* **DIRECTIVE**
Copy out all lines where "zdjęcia" appears.
---------- DATA RECORDS
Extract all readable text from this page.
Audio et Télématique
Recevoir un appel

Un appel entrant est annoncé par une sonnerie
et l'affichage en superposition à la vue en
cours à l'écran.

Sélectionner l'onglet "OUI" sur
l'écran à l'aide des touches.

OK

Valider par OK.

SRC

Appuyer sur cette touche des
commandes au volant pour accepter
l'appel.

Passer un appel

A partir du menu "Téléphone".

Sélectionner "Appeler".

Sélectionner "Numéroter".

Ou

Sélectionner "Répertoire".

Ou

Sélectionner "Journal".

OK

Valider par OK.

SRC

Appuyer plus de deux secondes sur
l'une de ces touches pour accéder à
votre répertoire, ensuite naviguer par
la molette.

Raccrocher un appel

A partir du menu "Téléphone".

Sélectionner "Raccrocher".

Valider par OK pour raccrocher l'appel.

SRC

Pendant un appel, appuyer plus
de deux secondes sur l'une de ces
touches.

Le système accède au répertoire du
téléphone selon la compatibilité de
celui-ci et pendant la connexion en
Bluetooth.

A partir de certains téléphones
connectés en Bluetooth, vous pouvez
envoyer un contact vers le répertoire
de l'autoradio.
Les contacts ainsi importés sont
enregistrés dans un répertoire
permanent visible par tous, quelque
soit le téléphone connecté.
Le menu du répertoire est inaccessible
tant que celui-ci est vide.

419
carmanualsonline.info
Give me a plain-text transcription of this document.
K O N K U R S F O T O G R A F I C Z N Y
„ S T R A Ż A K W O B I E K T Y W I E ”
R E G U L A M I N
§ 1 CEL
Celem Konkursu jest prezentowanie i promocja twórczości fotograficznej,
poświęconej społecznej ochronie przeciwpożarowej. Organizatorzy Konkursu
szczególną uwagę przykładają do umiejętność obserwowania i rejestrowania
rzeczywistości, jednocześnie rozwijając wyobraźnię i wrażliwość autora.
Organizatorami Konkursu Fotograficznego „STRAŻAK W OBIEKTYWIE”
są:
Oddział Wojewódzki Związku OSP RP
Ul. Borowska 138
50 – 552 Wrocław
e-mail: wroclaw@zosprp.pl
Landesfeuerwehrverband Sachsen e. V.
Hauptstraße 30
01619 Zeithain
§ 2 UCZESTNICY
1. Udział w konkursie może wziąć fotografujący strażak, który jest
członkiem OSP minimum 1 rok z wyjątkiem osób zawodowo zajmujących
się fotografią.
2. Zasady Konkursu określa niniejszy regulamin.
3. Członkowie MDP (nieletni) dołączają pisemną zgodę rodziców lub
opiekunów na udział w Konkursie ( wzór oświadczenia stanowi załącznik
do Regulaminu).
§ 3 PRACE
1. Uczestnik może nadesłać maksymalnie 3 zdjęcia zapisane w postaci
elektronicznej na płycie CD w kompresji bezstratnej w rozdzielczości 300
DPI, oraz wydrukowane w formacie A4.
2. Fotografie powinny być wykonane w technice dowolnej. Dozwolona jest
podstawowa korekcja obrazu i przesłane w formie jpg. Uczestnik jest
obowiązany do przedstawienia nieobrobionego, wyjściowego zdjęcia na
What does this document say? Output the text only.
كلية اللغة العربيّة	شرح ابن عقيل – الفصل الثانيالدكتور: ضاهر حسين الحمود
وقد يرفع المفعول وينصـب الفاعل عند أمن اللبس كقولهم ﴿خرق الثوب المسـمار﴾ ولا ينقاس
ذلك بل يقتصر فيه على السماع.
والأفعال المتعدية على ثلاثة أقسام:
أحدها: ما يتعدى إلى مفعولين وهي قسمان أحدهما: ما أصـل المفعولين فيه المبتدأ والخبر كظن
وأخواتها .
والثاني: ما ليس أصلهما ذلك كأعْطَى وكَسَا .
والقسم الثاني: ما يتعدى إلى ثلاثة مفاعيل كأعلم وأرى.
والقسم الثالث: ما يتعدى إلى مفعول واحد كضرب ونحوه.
--------------------
* **RESULT OF THIS TASK**
1. Uczestnik może nadesłać maksymalnie 3 zdjęcia zapisane w postaci
obowiązany do przedstawienia nieobrobionego, wyjściowego zdjęcia na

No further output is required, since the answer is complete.